THE TASK:
Work out how many lines hold "type". Give the number and nothing else.

Start AVAILABLE RECORDS

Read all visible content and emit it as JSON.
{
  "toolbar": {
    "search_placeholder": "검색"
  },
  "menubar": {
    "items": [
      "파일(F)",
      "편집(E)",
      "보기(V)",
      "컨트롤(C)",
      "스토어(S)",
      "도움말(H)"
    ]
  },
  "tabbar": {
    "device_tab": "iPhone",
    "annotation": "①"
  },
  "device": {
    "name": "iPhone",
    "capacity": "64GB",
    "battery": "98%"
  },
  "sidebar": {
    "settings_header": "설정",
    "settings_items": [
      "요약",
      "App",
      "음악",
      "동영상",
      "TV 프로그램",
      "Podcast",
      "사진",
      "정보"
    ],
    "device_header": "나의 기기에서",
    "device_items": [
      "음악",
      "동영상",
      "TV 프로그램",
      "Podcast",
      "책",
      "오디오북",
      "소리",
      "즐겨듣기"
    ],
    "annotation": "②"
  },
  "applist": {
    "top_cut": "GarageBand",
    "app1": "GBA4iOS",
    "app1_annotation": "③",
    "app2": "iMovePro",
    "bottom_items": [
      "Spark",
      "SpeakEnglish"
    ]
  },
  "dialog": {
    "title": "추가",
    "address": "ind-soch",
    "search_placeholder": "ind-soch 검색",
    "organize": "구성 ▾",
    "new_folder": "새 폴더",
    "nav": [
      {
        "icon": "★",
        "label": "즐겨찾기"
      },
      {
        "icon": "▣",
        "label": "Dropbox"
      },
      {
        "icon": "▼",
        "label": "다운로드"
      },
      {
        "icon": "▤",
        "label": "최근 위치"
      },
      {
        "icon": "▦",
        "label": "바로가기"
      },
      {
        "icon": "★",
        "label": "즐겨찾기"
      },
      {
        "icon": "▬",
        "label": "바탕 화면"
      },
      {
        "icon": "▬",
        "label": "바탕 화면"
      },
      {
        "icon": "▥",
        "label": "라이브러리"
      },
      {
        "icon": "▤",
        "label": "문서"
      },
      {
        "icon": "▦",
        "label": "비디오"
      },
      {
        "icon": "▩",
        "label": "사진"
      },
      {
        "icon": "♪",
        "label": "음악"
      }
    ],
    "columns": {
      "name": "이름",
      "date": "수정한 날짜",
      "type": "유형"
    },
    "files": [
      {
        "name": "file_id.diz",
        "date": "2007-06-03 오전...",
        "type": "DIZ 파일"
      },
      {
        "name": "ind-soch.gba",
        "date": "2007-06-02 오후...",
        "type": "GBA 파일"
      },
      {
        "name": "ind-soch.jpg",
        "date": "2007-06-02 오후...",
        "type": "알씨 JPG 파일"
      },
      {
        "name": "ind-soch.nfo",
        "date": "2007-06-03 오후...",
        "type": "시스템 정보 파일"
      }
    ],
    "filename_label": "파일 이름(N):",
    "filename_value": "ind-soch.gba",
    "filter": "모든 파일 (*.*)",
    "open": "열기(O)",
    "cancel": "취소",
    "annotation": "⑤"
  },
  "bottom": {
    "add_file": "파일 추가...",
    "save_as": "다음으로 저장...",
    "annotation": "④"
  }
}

End AVAILABLE RECORDS
Start AVAILABLE RECORDS

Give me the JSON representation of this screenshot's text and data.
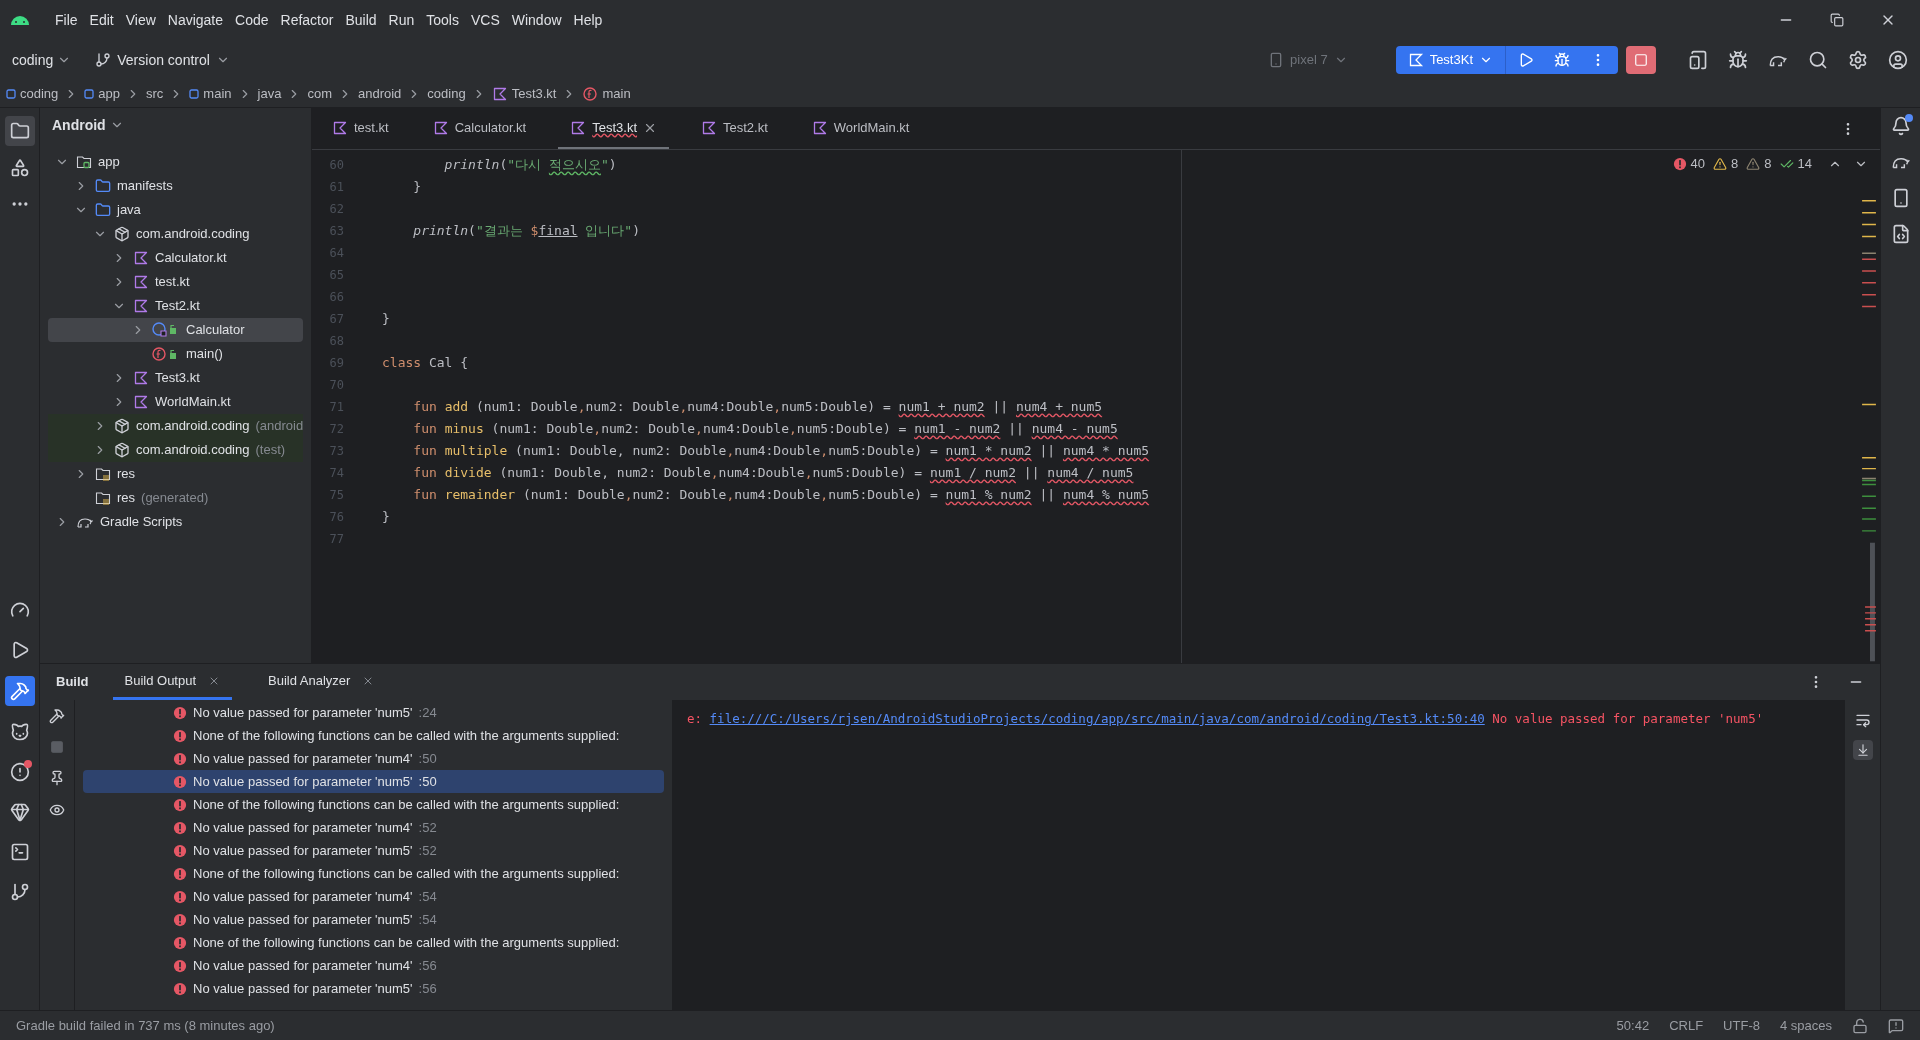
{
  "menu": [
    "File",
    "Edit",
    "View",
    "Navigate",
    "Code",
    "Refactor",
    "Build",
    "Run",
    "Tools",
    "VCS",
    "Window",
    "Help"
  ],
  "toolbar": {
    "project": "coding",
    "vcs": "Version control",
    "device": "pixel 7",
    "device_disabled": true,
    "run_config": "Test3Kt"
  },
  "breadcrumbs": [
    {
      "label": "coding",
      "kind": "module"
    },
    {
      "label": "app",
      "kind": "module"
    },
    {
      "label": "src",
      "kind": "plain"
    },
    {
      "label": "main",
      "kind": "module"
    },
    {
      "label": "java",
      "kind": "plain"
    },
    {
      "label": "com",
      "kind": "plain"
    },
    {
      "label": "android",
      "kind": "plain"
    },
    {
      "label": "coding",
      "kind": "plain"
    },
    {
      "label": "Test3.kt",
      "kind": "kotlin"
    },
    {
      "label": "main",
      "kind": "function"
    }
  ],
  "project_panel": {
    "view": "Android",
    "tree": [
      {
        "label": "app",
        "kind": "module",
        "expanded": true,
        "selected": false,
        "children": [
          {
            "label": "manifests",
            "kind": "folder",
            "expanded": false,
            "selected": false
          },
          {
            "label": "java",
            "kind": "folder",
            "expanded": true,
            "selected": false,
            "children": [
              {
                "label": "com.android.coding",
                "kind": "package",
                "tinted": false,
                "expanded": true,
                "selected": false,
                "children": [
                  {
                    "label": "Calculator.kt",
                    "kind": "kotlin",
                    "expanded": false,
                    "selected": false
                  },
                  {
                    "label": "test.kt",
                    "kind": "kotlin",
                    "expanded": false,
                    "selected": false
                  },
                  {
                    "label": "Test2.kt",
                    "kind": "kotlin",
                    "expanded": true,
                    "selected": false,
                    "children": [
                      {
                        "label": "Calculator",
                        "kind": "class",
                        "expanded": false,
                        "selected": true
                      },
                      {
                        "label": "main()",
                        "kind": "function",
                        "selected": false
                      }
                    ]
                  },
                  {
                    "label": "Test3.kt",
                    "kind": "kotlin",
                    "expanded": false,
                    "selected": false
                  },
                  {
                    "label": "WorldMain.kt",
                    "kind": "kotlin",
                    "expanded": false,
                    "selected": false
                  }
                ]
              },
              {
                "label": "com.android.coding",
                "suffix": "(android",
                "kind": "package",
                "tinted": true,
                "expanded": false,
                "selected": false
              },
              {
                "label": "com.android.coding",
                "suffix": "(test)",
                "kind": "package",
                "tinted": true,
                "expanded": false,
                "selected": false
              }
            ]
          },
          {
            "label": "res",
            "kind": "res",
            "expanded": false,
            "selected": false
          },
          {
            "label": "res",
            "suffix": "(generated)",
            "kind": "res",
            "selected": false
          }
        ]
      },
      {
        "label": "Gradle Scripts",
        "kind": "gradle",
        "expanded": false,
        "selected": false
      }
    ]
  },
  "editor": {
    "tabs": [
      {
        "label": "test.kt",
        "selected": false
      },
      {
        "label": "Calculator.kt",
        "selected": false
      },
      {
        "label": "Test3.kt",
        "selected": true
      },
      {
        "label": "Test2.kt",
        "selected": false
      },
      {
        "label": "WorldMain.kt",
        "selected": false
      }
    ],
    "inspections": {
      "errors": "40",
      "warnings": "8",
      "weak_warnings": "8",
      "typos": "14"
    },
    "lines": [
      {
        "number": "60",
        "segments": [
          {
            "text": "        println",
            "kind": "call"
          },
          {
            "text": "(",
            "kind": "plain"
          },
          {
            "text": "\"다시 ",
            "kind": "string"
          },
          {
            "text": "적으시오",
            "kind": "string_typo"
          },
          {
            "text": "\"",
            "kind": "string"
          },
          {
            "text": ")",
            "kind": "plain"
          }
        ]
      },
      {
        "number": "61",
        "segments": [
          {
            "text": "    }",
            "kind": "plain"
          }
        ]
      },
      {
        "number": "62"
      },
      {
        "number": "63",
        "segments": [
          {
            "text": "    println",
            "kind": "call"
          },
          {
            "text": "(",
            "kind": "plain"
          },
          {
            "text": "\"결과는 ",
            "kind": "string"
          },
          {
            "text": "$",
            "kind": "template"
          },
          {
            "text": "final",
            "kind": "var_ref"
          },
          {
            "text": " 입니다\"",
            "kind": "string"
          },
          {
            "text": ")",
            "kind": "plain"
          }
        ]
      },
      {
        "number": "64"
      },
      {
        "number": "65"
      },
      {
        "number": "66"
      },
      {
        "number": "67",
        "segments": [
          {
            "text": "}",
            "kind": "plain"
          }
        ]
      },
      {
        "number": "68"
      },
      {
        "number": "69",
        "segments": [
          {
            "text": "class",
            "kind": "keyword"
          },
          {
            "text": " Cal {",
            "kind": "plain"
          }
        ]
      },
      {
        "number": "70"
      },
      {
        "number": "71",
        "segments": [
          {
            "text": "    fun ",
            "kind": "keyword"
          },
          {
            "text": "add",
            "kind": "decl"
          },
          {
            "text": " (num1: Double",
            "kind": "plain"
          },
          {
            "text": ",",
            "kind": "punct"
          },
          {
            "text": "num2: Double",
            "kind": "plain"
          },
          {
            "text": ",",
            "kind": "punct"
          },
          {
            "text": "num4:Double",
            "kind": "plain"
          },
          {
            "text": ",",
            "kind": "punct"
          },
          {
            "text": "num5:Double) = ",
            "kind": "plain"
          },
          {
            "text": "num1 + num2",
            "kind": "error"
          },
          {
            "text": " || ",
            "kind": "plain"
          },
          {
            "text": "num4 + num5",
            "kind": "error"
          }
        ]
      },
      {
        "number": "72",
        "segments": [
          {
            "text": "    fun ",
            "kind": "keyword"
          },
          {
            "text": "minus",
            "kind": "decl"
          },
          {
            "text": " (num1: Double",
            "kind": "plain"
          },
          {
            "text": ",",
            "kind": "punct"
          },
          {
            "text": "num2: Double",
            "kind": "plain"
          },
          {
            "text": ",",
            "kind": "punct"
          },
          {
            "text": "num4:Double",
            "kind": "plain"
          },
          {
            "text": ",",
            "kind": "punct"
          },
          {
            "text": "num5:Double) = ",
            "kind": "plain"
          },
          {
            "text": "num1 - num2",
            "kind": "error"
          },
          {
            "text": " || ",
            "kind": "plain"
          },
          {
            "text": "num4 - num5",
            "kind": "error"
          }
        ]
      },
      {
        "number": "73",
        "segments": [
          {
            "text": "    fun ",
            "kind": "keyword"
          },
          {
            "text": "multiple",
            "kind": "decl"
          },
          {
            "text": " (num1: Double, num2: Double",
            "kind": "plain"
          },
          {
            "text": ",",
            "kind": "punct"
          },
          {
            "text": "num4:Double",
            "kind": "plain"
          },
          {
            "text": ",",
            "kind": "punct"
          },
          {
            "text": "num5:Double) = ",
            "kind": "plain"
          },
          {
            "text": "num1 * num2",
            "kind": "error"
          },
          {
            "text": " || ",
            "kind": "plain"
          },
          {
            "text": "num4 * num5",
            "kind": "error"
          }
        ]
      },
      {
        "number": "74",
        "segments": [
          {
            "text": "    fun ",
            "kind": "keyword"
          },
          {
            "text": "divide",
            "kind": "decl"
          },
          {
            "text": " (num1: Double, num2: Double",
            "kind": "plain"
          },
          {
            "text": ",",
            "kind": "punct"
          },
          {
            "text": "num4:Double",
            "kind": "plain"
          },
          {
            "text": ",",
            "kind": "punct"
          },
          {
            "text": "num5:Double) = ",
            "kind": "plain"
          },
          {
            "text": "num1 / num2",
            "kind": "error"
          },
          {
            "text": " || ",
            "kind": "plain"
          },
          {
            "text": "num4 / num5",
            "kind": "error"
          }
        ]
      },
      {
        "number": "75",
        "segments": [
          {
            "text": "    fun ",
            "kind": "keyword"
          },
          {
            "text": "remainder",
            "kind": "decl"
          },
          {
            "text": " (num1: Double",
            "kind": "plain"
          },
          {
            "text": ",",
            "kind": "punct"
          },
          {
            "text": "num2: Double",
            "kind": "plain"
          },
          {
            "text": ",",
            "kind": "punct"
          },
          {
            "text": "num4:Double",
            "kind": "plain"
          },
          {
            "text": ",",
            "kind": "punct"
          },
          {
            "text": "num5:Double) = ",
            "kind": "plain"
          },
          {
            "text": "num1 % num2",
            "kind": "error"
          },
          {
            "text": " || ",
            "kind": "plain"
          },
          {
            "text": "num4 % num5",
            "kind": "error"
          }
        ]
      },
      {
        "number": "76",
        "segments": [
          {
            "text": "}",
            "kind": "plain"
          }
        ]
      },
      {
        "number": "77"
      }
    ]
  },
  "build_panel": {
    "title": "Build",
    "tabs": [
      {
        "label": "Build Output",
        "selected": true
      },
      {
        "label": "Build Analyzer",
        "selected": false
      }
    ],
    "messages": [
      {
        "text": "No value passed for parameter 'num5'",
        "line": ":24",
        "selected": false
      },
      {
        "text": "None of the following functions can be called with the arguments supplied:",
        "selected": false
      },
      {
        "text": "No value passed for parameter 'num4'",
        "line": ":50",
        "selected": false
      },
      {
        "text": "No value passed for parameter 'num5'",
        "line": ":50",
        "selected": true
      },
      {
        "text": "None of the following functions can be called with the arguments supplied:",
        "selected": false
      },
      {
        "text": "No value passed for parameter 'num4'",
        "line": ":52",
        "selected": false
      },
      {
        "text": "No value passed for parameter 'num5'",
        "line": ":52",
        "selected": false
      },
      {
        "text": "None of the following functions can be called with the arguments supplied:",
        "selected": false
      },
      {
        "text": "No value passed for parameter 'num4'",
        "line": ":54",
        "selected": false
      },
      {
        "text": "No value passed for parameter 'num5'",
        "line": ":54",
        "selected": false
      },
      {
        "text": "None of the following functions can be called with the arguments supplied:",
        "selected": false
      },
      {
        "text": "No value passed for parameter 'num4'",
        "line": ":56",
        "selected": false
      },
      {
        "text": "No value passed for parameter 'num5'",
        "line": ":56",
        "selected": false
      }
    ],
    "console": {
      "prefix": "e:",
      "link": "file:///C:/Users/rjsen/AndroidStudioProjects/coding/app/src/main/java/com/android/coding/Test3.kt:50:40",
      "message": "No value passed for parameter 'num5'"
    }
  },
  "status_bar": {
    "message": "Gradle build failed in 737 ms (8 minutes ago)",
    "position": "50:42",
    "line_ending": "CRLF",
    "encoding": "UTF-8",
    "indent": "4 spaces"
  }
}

End AVAILABLE RECORDS
Start AVAILABLE RECORDS

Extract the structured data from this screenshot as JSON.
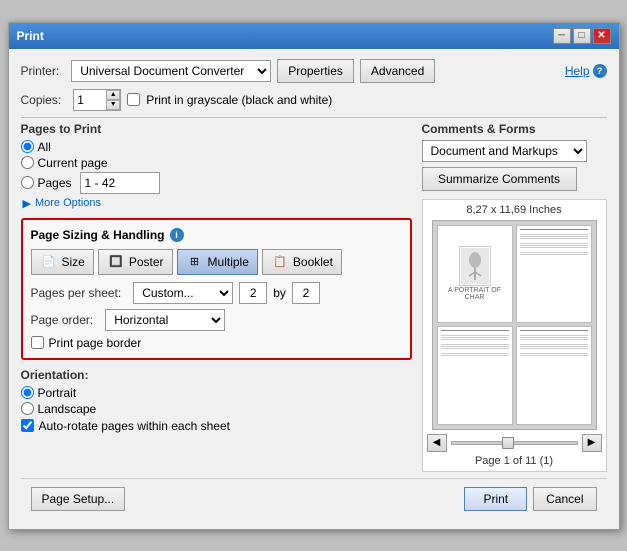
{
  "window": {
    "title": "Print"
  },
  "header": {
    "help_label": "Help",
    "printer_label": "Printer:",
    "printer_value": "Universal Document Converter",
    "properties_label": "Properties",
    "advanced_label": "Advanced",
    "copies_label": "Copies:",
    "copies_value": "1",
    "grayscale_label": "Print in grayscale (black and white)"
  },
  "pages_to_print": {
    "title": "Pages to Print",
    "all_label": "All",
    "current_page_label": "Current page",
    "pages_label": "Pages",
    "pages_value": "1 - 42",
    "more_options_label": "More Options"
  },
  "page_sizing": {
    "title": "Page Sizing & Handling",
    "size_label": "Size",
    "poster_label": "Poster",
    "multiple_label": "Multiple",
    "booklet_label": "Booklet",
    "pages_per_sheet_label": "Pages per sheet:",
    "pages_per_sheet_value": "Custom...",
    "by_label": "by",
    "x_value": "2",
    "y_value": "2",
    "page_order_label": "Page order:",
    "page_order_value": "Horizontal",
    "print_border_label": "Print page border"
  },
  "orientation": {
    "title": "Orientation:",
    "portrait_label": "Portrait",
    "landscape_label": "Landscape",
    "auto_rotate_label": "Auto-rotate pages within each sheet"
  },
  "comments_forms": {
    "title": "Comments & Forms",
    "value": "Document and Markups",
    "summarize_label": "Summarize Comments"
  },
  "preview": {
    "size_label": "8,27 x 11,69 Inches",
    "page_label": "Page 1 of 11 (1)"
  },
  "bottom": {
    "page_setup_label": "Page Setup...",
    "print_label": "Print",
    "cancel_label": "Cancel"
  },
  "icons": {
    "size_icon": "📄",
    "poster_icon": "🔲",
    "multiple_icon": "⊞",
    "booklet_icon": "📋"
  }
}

End AVAILABLE RECORDS

EXERCISE RESULT:
5